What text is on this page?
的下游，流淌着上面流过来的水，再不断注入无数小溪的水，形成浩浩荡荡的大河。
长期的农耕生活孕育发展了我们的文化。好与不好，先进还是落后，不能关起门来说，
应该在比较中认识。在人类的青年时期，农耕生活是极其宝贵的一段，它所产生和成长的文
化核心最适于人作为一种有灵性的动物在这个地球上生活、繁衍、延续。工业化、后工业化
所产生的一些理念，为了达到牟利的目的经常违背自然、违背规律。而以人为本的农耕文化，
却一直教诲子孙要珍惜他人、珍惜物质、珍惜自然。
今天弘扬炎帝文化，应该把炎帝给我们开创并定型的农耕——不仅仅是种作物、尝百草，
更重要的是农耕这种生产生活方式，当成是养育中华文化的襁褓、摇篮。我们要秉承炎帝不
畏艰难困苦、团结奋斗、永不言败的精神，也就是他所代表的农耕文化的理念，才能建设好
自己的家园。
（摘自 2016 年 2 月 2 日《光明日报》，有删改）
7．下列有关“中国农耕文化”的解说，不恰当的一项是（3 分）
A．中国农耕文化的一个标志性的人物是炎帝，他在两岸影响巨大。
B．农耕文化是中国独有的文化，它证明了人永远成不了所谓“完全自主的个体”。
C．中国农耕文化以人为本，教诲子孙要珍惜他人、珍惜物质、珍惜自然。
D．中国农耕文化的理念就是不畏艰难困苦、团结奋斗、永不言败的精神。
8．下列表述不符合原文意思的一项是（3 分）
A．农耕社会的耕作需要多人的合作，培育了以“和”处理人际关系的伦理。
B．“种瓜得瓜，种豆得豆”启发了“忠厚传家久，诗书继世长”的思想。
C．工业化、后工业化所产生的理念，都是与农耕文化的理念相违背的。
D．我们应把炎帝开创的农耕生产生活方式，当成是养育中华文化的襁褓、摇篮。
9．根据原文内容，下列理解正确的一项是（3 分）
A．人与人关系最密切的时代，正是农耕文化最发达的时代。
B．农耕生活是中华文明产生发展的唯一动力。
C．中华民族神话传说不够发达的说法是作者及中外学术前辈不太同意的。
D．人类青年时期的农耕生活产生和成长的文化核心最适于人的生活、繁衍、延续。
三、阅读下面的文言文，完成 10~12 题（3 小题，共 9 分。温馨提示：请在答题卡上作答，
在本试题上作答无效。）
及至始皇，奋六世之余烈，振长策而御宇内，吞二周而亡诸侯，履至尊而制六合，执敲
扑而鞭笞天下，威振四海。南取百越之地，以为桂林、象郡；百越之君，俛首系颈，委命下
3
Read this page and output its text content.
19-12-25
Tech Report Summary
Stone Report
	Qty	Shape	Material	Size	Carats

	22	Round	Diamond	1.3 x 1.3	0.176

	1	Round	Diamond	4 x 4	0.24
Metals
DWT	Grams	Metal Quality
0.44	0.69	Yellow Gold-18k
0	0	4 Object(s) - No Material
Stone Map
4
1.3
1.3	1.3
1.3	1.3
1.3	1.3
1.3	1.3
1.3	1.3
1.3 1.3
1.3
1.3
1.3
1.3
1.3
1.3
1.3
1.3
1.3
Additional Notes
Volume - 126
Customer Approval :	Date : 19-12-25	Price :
===============
WRITTEN INSTRUCTION:
Copy every line in the records above that contains the word "Round".

SOLUTION TO THE EXERCISE:
	22	Round	Diamond	1.3 x 1.3	0.176
	1	Round	Diamond	4 x 4	0.24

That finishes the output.